-- start of DATASET CONTENT --
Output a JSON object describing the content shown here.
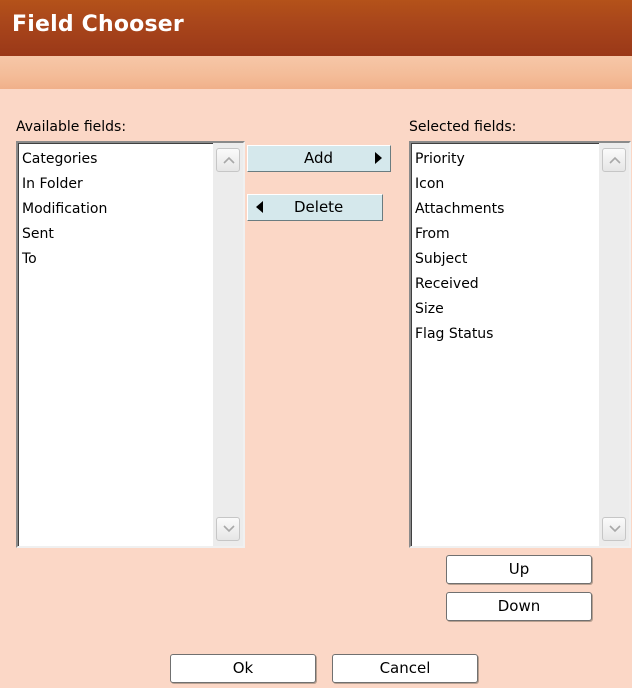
{
  "dialog": {
    "title": "Field Chooser"
  },
  "available": {
    "label": "Available fields:",
    "items": [
      "Categories",
      "In Folder",
      "Modification",
      "Sent",
      "To"
    ]
  },
  "selected": {
    "label": "Selected fields:",
    "items": [
      "Priority",
      "Icon",
      "Attachments",
      "From",
      "Subject",
      "Received",
      "Size",
      "Flag Status"
    ]
  },
  "buttons": {
    "add": "Add",
    "delete": "Delete",
    "up": "Up",
    "down": "Down",
    "ok": "Ok",
    "cancel": "Cancel"
  },
  "colors": {
    "titlebar": "#a9461b",
    "dialog_bg": "#fbd7c6",
    "move_button_bg": "#d5e8ec"
  },
  "icons": {
    "add_arrow": "triangle-right-icon",
    "delete_arrow": "triangle-left-icon",
    "scroll_up": "chevron-up-icon",
    "scroll_down": "chevron-down-icon"
  }
}
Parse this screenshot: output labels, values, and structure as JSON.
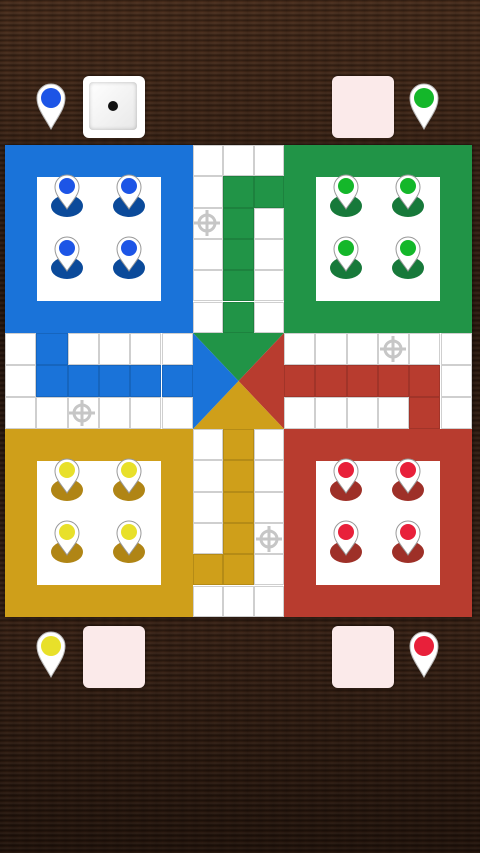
-- end of DATASET CONTENT --
From the material above, gather all lines that include the string "triangle" and copy them.

→ **PROBLEM SOLUTION**:
    "add_arrow": "triangle-right-icon",
    "delete_arrow": "triangle-left-icon",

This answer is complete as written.